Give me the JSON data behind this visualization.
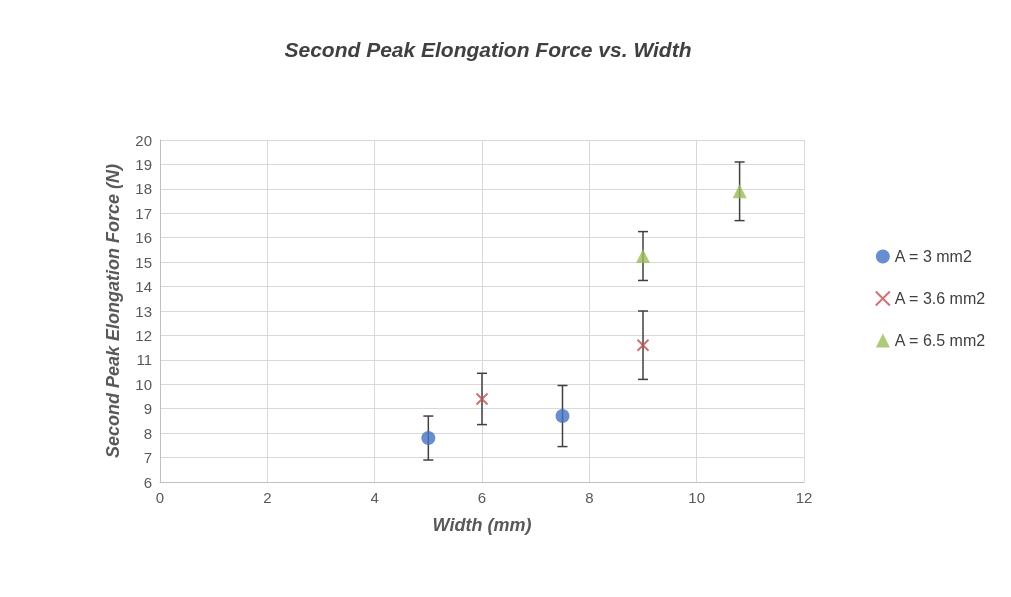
{
  "chart_data": {
    "type": "scatter",
    "title": "Second Peak Elongation Force vs. Width",
    "xlabel": "Width (mm)",
    "ylabel": "Second Peak Elongation Force (N)",
    "series": [
      {
        "name": "A = 3 mm2",
        "color": "#4472c4",
        "marker": "circle",
        "x": [
          5,
          7.5
        ],
        "values": [
          7.8,
          8.7
        ],
        "errors": [
          0.9,
          1.25
        ]
      },
      {
        "name": "A = 3.6 mm2",
        "color": "#c0504d",
        "marker": "cross",
        "x": [
          6,
          9
        ],
        "values": [
          9.4,
          11.6
        ],
        "errors": [
          1.05,
          1.4
        ]
      },
      {
        "name": "A = 6.5 mm2",
        "color": "#9bbb59",
        "marker": "triangle",
        "x": [
          9,
          10.8
        ],
        "values": [
          15.25,
          17.9
        ],
        "errors": [
          1.0,
          1.2
        ]
      }
    ],
    "xlim": [
      0,
      12
    ],
    "xticks": [
      0,
      2,
      4,
      6,
      8,
      10,
      12
    ],
    "ylim": [
      6,
      20
    ],
    "yticks": [
      6,
      7,
      8,
      9,
      10,
      11,
      12,
      13,
      14,
      15,
      16,
      17,
      18,
      19,
      20
    ],
    "grid": true,
    "legend": "right"
  }
}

★ ★ ★ ★

• **Objective**: Check each line of the entries above, and show every one holding the word "Second".

• **Task answer**:
    "title": "Second Peak Elongation Force vs. Width",
    "ylabel": "Second Peak Elongation Force (N)",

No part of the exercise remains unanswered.